__Required task__:
Copy every line from the records below that holds the word "text".

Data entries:
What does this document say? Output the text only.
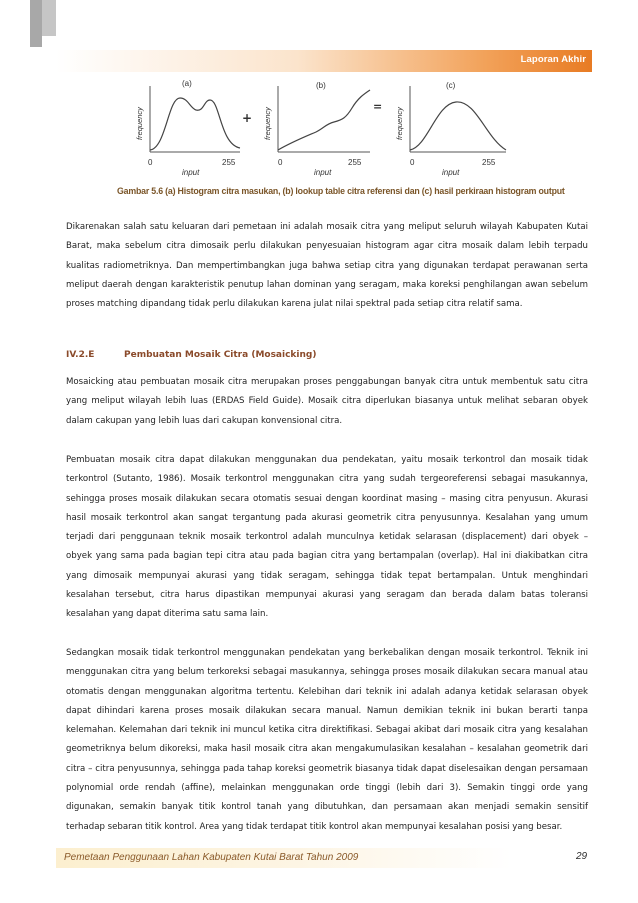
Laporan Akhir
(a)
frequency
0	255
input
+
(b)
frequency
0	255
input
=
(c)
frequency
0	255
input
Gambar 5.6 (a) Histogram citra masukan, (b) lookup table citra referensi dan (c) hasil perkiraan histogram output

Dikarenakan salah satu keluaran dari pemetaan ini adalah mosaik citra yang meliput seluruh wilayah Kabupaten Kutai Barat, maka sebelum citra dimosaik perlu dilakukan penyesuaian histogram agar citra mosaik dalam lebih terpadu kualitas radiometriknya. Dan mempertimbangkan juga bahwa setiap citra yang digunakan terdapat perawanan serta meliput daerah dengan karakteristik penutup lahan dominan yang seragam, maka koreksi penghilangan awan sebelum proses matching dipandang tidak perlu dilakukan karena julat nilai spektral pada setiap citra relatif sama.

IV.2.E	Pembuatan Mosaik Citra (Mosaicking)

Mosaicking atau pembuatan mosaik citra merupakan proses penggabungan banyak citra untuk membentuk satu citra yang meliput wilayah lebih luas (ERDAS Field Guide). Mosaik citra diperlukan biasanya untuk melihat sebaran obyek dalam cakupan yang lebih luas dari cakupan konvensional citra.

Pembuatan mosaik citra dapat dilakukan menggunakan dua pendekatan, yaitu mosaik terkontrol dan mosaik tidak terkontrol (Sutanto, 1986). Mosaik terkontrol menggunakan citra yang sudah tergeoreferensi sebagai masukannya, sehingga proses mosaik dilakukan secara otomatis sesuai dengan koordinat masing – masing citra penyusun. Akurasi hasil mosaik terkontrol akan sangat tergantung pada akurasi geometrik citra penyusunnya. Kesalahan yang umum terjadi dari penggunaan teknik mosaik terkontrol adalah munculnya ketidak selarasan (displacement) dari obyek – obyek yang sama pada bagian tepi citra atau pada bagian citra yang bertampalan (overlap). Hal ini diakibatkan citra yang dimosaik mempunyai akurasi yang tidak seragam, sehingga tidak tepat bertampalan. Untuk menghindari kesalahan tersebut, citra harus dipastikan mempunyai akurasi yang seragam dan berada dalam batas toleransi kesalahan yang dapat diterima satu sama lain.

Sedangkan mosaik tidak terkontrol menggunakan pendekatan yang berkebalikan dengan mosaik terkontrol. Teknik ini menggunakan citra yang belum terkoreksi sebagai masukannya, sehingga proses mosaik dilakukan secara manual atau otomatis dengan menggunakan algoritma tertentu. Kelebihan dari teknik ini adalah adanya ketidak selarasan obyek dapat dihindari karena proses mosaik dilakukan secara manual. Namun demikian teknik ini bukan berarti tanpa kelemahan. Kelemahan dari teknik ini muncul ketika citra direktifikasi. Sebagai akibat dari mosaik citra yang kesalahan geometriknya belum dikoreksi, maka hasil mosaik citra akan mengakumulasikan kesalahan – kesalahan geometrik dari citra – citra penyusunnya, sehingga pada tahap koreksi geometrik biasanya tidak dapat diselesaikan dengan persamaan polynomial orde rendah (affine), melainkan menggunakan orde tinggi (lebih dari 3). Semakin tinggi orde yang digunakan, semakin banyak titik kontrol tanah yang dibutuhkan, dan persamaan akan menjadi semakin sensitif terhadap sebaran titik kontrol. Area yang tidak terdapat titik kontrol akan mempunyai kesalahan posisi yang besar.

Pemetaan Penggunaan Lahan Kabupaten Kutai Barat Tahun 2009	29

---

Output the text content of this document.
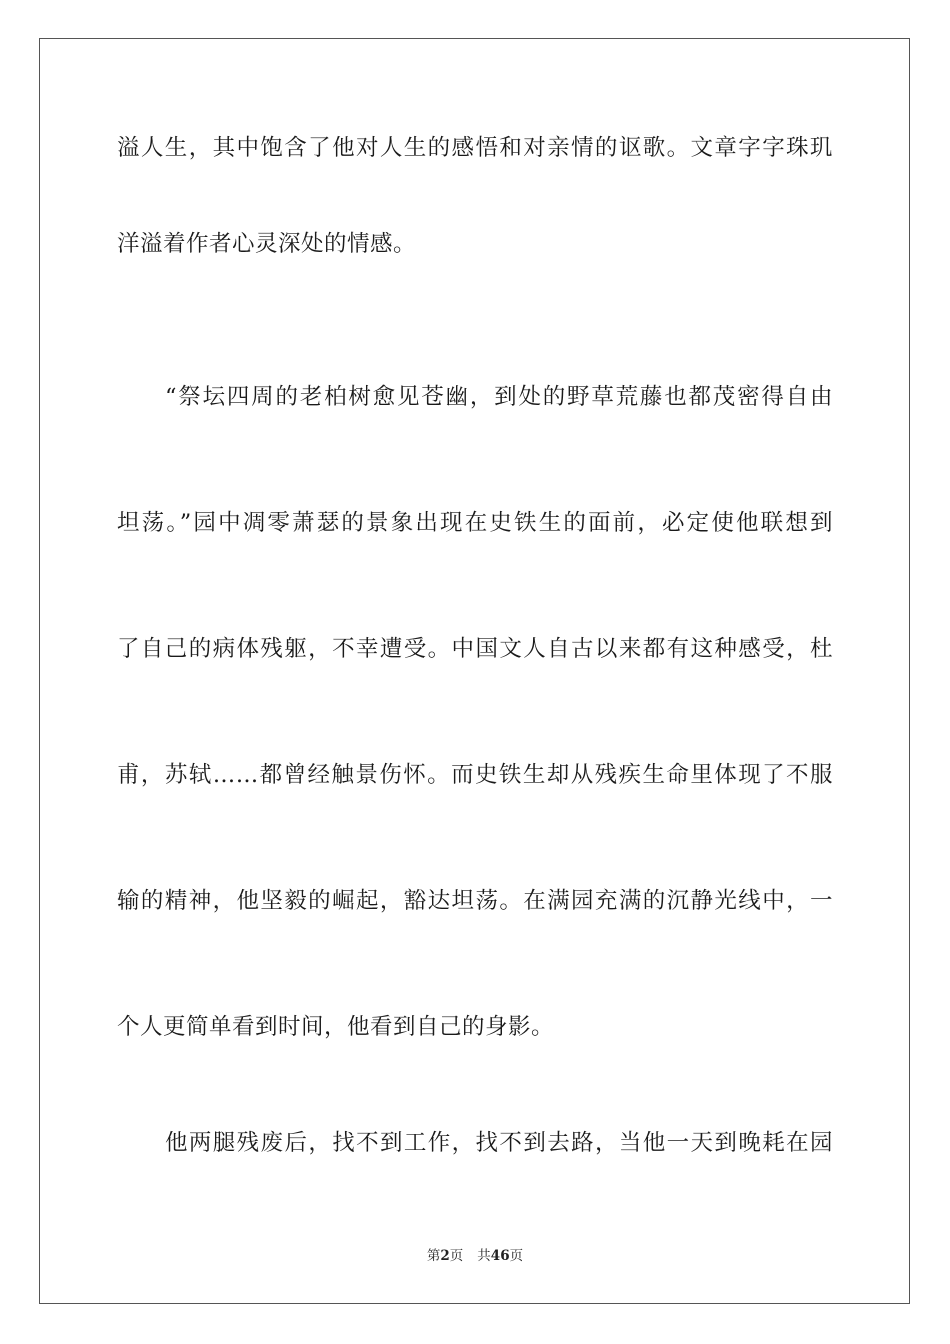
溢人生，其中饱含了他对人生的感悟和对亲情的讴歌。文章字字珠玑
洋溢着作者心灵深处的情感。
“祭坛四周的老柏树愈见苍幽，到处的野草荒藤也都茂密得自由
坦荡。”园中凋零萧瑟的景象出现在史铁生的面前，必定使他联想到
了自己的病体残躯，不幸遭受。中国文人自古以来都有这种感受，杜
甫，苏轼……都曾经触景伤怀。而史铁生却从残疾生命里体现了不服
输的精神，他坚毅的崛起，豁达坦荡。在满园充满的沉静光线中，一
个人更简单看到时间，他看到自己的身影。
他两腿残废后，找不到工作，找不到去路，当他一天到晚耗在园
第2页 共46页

__Complete response__:
What does this document say? Output the text only.
Output the text content of this document.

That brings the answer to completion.